# start of EXERCISE INPUTS

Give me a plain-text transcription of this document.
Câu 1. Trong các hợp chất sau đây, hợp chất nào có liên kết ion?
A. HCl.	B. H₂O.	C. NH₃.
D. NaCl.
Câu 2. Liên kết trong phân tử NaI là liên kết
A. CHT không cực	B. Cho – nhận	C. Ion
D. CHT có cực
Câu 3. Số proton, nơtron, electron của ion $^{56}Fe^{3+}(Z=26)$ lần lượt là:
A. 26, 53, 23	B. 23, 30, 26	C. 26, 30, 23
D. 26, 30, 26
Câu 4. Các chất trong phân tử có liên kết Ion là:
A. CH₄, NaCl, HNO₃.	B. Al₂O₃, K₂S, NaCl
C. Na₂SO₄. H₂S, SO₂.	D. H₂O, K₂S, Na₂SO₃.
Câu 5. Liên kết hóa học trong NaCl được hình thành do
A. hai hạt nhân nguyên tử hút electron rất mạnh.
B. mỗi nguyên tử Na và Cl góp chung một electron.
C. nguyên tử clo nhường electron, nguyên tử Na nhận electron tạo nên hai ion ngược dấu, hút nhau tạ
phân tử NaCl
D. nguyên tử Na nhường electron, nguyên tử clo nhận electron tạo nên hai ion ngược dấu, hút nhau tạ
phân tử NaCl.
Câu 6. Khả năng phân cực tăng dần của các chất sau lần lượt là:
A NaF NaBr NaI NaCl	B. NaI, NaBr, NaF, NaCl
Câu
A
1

# end of EXERCISE INPUTS
# start of EXERCISE INPUTS

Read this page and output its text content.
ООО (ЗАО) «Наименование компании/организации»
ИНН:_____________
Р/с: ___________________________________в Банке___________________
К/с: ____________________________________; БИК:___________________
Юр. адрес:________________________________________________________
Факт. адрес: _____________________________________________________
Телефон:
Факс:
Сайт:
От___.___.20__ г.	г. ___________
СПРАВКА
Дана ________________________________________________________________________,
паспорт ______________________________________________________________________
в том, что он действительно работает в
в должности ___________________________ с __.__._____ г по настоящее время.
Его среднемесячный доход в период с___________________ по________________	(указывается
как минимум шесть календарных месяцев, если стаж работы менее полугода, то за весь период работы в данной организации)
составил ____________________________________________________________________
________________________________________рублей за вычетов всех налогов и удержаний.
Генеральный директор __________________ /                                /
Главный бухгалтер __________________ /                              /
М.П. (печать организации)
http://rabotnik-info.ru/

# end of EXERCISE INPUTS
# start of EXERCISE INPUTS

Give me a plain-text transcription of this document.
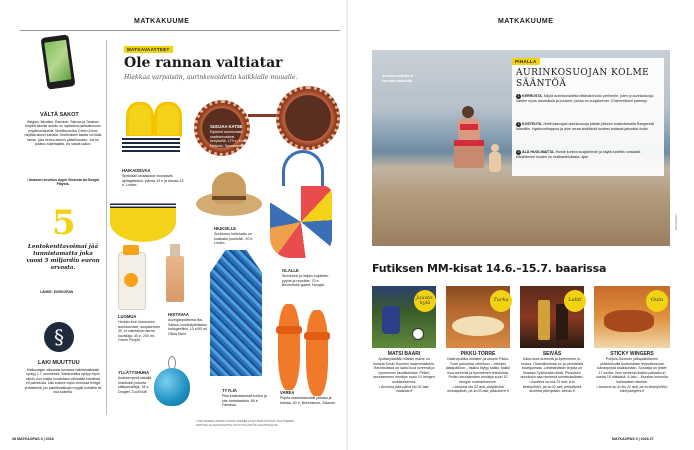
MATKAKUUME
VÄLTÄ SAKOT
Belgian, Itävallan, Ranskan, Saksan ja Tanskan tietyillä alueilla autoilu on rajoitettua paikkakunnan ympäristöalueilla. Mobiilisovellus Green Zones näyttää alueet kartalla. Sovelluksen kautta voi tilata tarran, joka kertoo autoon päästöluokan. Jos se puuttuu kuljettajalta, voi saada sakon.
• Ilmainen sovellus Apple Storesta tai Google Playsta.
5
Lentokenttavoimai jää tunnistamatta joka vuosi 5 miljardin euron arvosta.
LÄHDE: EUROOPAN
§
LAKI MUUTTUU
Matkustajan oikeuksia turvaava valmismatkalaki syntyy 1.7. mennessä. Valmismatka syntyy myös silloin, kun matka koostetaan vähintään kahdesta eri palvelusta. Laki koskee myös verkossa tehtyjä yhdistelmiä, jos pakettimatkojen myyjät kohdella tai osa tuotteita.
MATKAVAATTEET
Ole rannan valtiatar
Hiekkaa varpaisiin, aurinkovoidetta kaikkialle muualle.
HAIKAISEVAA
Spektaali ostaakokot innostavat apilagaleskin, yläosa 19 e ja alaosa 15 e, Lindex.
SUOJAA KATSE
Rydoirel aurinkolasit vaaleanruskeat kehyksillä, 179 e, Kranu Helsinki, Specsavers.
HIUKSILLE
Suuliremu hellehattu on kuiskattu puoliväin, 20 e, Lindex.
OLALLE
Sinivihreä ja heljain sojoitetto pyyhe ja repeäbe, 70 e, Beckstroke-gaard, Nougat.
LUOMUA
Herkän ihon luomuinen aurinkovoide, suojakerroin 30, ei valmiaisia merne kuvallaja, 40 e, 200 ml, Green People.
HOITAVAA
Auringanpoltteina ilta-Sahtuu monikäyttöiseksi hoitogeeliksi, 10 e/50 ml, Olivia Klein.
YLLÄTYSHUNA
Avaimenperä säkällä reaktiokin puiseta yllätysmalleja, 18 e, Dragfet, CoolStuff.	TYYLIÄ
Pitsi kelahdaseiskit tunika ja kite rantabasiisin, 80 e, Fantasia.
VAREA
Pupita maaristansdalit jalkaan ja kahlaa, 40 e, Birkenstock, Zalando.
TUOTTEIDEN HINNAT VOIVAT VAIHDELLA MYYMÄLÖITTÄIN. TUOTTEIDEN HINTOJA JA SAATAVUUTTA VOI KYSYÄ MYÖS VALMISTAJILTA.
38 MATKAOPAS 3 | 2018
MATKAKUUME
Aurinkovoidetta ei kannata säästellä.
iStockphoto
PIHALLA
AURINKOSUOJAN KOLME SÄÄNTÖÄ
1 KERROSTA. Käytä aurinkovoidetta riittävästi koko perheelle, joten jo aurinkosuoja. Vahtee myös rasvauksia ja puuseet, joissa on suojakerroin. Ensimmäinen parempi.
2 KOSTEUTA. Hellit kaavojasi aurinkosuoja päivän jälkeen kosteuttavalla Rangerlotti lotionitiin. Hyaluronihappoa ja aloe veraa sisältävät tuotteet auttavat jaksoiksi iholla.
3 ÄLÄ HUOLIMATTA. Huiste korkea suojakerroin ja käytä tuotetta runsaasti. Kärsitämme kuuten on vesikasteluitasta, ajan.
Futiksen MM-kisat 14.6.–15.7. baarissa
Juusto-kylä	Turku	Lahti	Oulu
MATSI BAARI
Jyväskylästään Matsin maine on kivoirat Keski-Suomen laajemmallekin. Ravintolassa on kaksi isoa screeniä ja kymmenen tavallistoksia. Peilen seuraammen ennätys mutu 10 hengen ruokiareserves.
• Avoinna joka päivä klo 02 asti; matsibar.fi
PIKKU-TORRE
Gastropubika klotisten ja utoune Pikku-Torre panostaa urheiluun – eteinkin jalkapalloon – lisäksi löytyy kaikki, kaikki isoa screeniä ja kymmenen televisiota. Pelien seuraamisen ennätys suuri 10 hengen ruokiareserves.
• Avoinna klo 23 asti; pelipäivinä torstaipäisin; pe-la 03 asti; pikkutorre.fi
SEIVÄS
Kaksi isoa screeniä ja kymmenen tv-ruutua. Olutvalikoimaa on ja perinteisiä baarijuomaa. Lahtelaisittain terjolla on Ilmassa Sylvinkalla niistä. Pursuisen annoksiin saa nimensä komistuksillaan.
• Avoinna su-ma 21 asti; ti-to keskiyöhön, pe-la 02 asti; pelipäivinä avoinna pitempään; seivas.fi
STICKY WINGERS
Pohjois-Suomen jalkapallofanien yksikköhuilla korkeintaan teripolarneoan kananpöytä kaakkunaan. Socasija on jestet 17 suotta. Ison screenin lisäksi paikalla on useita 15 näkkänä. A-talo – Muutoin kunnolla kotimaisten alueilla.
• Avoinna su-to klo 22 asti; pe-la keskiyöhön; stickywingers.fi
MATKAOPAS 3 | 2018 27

# end of EXERCISE INPUTS

What is the number of lines in the data that hold the string "phân"? Answer with the number only.

5